- _Prompt_: Copy every line of the records below where the word "mieux" occurs.

--- Begin Exercise materials ---

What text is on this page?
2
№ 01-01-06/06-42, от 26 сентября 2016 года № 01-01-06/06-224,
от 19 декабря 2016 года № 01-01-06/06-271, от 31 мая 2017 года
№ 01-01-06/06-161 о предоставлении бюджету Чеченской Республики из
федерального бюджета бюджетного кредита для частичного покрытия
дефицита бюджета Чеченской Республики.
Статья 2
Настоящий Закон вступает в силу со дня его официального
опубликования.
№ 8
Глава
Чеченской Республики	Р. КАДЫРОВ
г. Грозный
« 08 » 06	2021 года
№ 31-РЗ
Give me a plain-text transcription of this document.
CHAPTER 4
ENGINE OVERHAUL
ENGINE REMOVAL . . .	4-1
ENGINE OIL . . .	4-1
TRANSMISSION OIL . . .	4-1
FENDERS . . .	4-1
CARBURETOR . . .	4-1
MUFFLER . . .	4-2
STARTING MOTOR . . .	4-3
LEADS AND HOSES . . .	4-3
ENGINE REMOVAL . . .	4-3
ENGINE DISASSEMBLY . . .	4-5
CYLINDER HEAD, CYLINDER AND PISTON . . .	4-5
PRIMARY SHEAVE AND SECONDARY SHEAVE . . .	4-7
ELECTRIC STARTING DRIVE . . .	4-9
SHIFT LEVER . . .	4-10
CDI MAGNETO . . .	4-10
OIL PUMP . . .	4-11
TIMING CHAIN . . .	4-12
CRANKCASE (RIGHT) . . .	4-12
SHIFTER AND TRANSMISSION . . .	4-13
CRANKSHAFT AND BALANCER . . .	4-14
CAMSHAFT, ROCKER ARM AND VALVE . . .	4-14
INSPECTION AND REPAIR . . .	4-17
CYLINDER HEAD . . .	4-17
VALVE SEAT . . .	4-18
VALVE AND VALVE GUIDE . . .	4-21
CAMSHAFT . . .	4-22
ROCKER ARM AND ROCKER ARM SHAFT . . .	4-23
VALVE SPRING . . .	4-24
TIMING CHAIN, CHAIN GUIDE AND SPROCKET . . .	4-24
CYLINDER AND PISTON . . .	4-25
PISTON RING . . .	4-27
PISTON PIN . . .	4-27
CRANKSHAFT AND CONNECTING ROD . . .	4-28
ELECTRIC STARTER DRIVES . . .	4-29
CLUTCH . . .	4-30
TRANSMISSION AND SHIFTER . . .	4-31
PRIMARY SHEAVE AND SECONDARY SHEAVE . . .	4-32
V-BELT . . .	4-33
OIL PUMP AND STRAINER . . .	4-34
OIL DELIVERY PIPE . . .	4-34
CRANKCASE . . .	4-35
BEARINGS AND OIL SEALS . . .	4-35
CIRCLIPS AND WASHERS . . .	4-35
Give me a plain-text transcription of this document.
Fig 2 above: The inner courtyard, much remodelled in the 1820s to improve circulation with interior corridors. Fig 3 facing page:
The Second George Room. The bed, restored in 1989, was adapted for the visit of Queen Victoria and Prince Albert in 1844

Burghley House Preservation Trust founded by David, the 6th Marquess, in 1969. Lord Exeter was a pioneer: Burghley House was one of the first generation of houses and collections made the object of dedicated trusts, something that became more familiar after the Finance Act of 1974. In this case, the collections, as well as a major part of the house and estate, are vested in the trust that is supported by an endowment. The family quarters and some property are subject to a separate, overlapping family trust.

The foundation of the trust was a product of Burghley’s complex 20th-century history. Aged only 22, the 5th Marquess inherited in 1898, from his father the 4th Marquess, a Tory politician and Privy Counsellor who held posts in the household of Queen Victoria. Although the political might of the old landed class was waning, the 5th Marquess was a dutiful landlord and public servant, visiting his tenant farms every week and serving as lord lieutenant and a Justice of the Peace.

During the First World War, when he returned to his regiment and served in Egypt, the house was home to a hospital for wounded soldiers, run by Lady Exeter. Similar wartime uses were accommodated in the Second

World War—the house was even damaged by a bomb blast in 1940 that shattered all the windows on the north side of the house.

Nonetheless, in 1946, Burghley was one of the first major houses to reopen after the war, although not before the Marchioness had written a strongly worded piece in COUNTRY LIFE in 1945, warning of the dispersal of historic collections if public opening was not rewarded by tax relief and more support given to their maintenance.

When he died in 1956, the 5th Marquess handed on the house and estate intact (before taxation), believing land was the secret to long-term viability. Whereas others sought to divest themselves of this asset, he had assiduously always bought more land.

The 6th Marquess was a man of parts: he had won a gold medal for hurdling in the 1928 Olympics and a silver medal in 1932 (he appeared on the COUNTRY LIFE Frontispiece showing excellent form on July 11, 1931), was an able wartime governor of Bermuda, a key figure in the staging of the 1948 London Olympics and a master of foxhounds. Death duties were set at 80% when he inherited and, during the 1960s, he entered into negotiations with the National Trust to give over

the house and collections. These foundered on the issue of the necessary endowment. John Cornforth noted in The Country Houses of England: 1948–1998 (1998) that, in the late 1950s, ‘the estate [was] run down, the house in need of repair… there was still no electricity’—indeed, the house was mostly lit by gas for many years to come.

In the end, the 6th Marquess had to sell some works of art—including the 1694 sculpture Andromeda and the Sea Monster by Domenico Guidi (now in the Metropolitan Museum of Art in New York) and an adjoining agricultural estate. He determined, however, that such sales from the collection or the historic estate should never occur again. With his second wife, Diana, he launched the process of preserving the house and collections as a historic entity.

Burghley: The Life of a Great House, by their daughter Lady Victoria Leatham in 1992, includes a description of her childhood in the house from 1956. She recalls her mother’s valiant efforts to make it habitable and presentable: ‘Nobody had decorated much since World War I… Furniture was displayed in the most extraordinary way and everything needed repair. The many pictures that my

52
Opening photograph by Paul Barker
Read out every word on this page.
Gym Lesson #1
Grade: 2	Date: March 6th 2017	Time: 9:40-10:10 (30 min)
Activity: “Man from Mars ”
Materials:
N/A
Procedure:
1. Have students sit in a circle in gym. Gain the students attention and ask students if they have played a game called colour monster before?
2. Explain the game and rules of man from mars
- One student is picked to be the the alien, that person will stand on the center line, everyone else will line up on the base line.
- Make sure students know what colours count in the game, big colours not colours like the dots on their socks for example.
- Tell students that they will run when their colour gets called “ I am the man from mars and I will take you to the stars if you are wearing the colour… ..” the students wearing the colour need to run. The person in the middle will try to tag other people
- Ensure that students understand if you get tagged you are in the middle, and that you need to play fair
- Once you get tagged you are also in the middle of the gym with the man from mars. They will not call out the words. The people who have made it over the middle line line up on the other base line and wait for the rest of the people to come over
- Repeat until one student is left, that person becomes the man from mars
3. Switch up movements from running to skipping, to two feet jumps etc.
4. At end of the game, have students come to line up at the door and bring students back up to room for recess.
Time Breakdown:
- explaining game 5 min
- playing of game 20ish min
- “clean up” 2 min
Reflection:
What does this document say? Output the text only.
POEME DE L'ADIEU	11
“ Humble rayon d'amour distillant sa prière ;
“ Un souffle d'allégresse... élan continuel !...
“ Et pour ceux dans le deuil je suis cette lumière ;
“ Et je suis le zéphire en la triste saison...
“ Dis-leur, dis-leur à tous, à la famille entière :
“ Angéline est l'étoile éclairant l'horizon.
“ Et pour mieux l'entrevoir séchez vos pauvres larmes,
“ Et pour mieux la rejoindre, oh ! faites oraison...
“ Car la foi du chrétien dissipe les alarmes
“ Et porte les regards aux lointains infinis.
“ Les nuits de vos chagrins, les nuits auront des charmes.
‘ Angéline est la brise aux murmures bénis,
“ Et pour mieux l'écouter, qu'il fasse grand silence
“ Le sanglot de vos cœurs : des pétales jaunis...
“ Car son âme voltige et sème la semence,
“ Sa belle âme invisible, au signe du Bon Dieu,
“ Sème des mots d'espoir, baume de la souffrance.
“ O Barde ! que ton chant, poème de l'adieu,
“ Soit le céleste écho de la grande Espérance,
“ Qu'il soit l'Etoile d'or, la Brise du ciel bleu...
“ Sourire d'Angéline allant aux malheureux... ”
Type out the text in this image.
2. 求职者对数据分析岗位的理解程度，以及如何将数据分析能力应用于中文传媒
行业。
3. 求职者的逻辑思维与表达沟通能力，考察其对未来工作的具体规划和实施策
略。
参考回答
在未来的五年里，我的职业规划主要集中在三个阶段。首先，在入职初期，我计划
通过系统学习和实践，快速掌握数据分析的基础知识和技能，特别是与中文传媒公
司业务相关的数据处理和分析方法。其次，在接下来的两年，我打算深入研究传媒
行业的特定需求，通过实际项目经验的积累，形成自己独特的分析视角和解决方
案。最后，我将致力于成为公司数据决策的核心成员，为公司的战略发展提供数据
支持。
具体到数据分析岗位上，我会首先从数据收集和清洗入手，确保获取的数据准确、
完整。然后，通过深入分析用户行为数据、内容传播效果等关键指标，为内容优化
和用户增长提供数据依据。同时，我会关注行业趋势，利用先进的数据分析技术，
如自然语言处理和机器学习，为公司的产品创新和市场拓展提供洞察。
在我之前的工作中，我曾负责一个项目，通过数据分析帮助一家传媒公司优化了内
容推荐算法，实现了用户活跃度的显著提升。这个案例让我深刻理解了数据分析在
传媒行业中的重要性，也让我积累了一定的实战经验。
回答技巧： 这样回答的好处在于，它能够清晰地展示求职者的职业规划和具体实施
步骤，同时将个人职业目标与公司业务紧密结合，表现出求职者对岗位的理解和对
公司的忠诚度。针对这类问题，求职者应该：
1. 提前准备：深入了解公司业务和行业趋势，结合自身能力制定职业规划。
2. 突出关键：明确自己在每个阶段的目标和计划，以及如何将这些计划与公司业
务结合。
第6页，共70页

--- End Exercise materials ---

- _Response below_:
“ Et pour mieux l'entrevoir séchez vos pauvres larmes,
“ Et pour mieux la rejoindre, oh ! faites oraison...
“ Et pour mieux l'écouter, qu'il fasse grand silence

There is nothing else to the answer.